### [Task to carry out]
Make a verbatim copy of the entries below; pictures stay out.

-- Start of Material to process --

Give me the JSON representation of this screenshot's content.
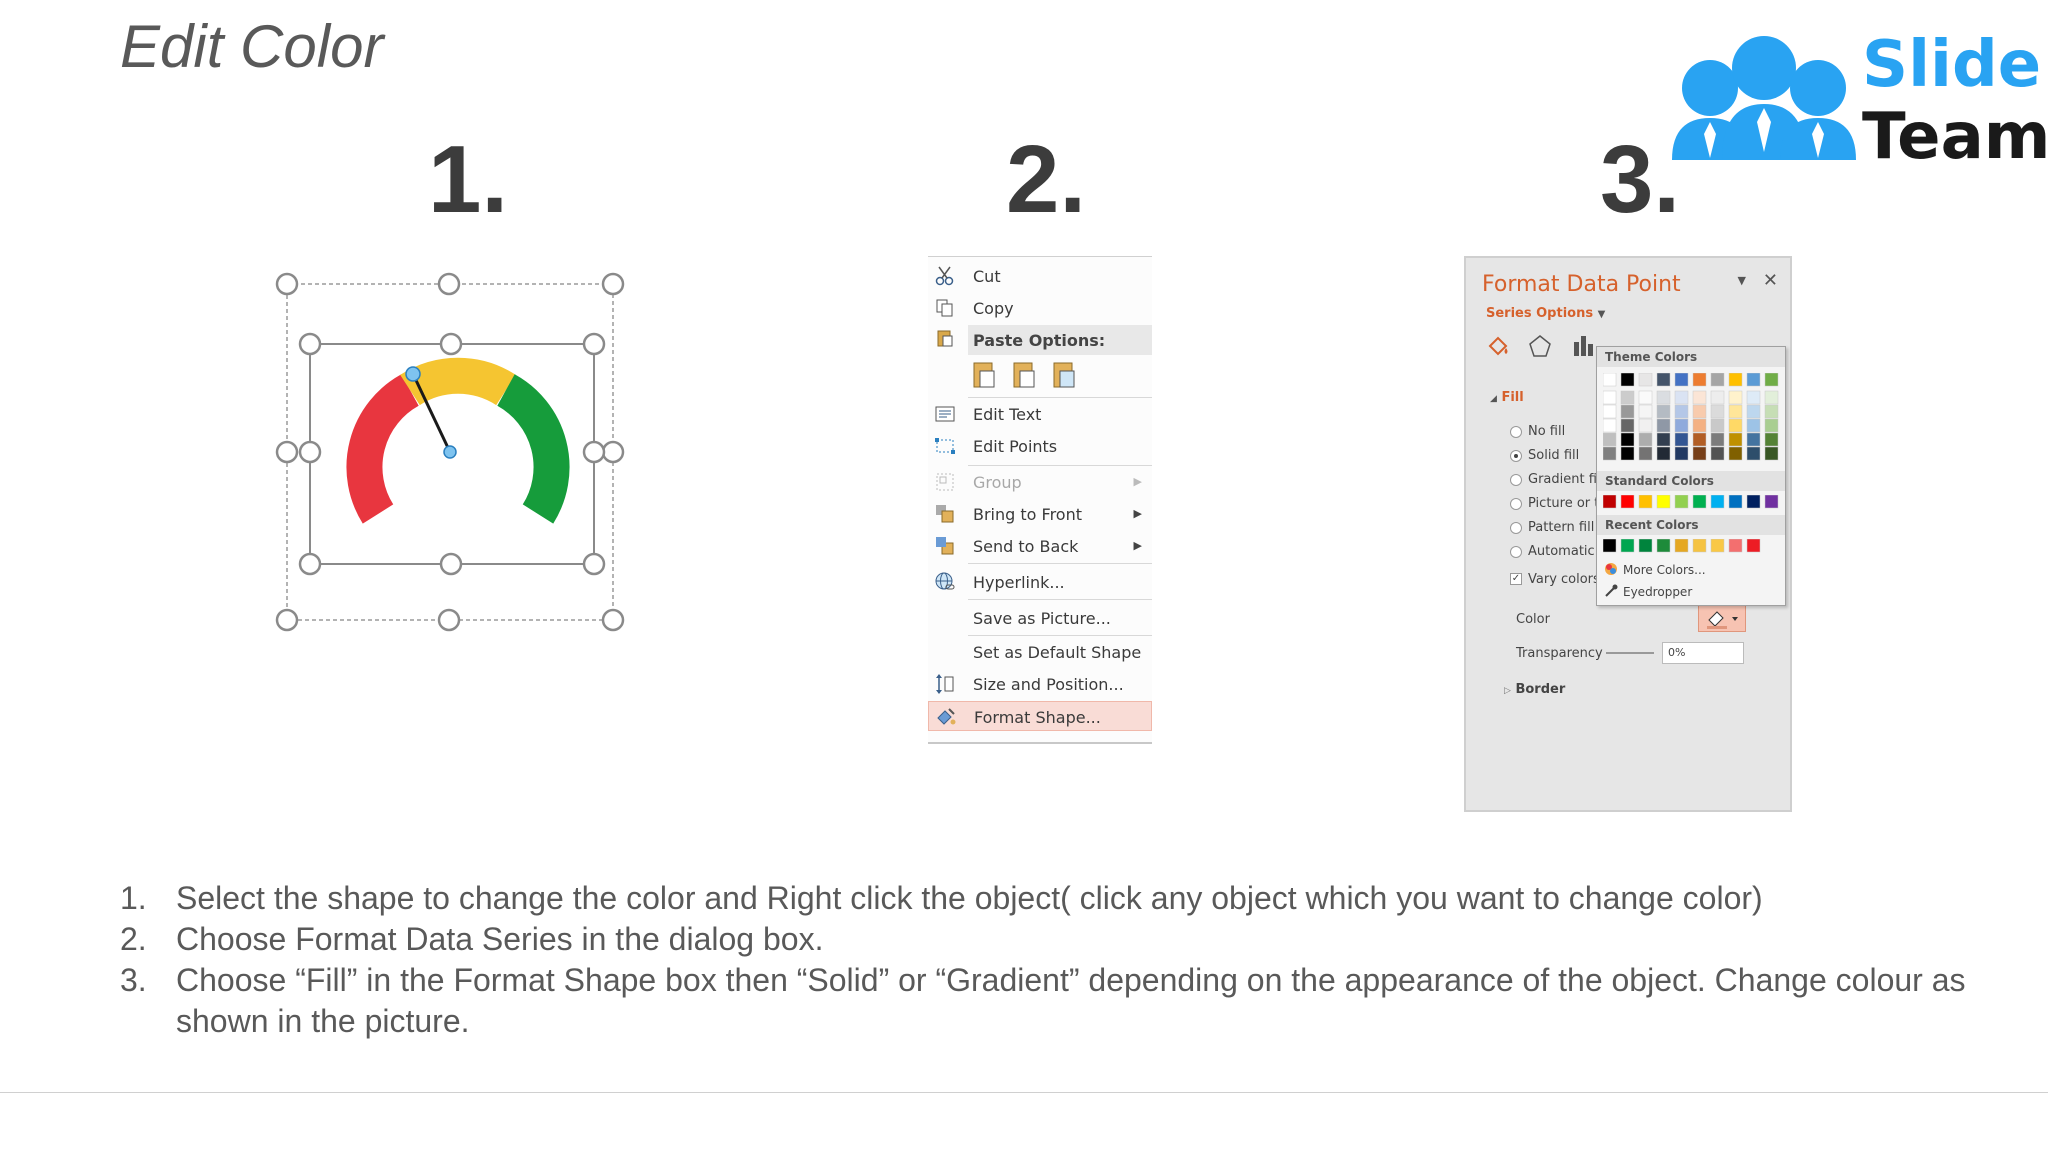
{
  "slide": {
    "title": "Edit Color"
  },
  "logo": {
    "line1": "Slide",
    "line2": "Team"
  },
  "steps": [
    "1.",
    "2.",
    "3."
  ],
  "context_menu": {
    "items": [
      {
        "label": "Cut",
        "icon": "scissors-icon",
        "disabled": false
      },
      {
        "label": "Copy",
        "icon": "copy-icon",
        "disabled": false
      },
      {
        "label": "Paste Options:",
        "icon": "paste-icon",
        "header": true
      },
      {
        "label": "Edit Text",
        "icon": "edit-text-icon",
        "disabled": false
      },
      {
        "label": "Edit Points",
        "icon": "edit-points-icon",
        "disabled": false
      },
      {
        "label": "Group",
        "icon": "group-icon",
        "disabled": true
      },
      {
        "label": "Bring to Front",
        "icon": "bring-front-icon",
        "disabled": false
      },
      {
        "label": "Send to Back",
        "icon": "send-back-icon",
        "disabled": false
      },
      {
        "label": "Hyperlink...",
        "icon": "hyperlink-icon",
        "disabled": false
      },
      {
        "label": "Save as Picture...",
        "icon": "",
        "disabled": false
      },
      {
        "label": "Set as Default Shape",
        "icon": "",
        "disabled": false
      },
      {
        "label": "Size and Position...",
        "icon": "size-position-icon",
        "disabled": false
      },
      {
        "label": "Format Shape...",
        "icon": "format-shape-icon",
        "disabled": false,
        "selected": true
      }
    ]
  },
  "format_panel": {
    "title": "Format Data Point",
    "series_options": "Series Options",
    "fill_header": "Fill",
    "fill_options": [
      {
        "label": "No fill",
        "selected": false
      },
      {
        "label": "Solid fill",
        "selected": true
      },
      {
        "label": "Gradient fill",
        "selected": false
      },
      {
        "label": "Picture or te",
        "selected": false
      },
      {
        "label": "Pattern fill",
        "selected": false
      },
      {
        "label": "Automatic",
        "selected": false
      }
    ],
    "vary_colors": "Vary colors I",
    "color_label": "Color",
    "transparency_label": "Transparency",
    "transparency_value": "0%",
    "border_header": "Border"
  },
  "palette": {
    "theme_header": "Theme Colors",
    "standard_header": "Standard Colors",
    "recent_header": "Recent Colors",
    "more_colors": "More Colors...",
    "eyedropper": "Eyedropper",
    "theme_top": [
      "#ffffff",
      "#000000",
      "#e7e6e6",
      "#44546a",
      "#4472c4",
      "#ed7d31",
      "#a5a5a5",
      "#ffc000",
      "#5b9bd5",
      "#70ad47"
    ],
    "standard": [
      "#c00000",
      "#ff0000",
      "#ffc000",
      "#ffff00",
      "#92d050",
      "#00b050",
      "#00b0f0",
      "#0070c0",
      "#002060",
      "#7030a0"
    ],
    "recent": [
      "#000000",
      "#00a651",
      "#00843d",
      "#1e8b3a",
      "#e5a823",
      "#f5c342",
      "#f9c846",
      "#f36f6f",
      "#ed1c24"
    ]
  },
  "instructions": [
    {
      "num": "1.",
      "text": "Select the shape to change the color and Right click the object( click any object which you want to change color)"
    },
    {
      "num": "2.",
      "text": "Choose Format Data Series in the dialog box."
    },
    {
      "num": "3.",
      "text": "Choose “Fill” in the Format Shape box then “Solid” or “Gradient” depending on the appearance of the object. Change colour as shown in the picture."
    }
  ]
}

-- End of Material to process --

### [Solution to the problem]
Give me the JSON representation of this screenshot's content.
{
  "slide": {
    "title": "Edit Color"
  },
  "logo": {
    "line1": "Slide",
    "line2": "Team"
  },
  "steps": [
    "1.",
    "2.",
    "3."
  ],
  "context_menu": {
    "items": [
      {
        "label": "Cut",
        "icon": "scissors-icon",
        "disabled": false
      },
      {
        "label": "Copy",
        "icon": "copy-icon",
        "disabled": false
      },
      {
        "label": "Paste Options:",
        "icon": "paste-icon",
        "header": true
      },
      {
        "label": "Edit Text",
        "icon": "edit-text-icon",
        "disabled": false
      },
      {
        "label": "Edit Points",
        "icon": "edit-points-icon",
        "disabled": false
      },
      {
        "label": "Group",
        "icon": "group-icon",
        "disabled": true
      },
      {
        "label": "Bring to Front",
        "icon": "bring-front-icon",
        "disabled": false
      },
      {
        "label": "Send to Back",
        "icon": "send-back-icon",
        "disabled": false
      },
      {
        "label": "Hyperlink...",
        "icon": "hyperlink-icon",
        "disabled": false
      },
      {
        "label": "Save as Picture...",
        "icon": "",
        "disabled": false
      },
      {
        "label": "Set as Default Shape",
        "icon": "",
        "disabled": false
      },
      {
        "label": "Size and Position...",
        "icon": "size-position-icon",
        "disabled": false
      },
      {
        "label": "Format Shape...",
        "icon": "format-shape-icon",
        "disabled": false,
        "selected": true
      }
    ]
  },
  "format_panel": {
    "title": "Format Data Point",
    "series_options": "Series Options",
    "fill_header": "Fill",
    "fill_options": [
      {
        "label": "No fill",
        "selected": false
      },
      {
        "label": "Solid fill",
        "selected": true
      },
      {
        "label": "Gradient fill",
        "selected": false
      },
      {
        "label": "Picture or te",
        "selected": false
      },
      {
        "label": "Pattern fill",
        "selected": false
      },
      {
        "label": "Automatic",
        "selected": false
      }
    ],
    "vary_colors": "Vary colors I",
    "color_label": "Color",
    "transparency_label": "Transparency",
    "transparency_value": "0%",
    "border_header": "Border"
  },
  "palette": {
    "theme_header": "Theme Colors",
    "standard_header": "Standard Colors",
    "recent_header": "Recent Colors",
    "more_colors": "More Colors...",
    "eyedropper": "Eyedropper",
    "theme_top": [
      "#ffffff",
      "#000000",
      "#e7e6e6",
      "#44546a",
      "#4472c4",
      "#ed7d31",
      "#a5a5a5",
      "#ffc000",
      "#5b9bd5",
      "#70ad47"
    ],
    "standard": [
      "#c00000",
      "#ff0000",
      "#ffc000",
      "#ffff00",
      "#92d050",
      "#00b050",
      "#00b0f0",
      "#0070c0",
      "#002060",
      "#7030a0"
    ],
    "recent": [
      "#000000",
      "#00a651",
      "#00843d",
      "#1e8b3a",
      "#e5a823",
      "#f5c342",
      "#f9c846",
      "#f36f6f",
      "#ed1c24"
    ]
  },
  "instructions": [
    {
      "num": "1.",
      "text": "Select the shape to change the color and Right click the object( click any object which you want to change color)"
    },
    {
      "num": "2.",
      "text": "Choose Format Data Series in the dialog box."
    },
    {
      "num": "3.",
      "text": "Choose “Fill” in the Format Shape box then “Solid” or “Gradient” depending on the appearance of the object. Change colour as shown in the picture."
    }
  ]
}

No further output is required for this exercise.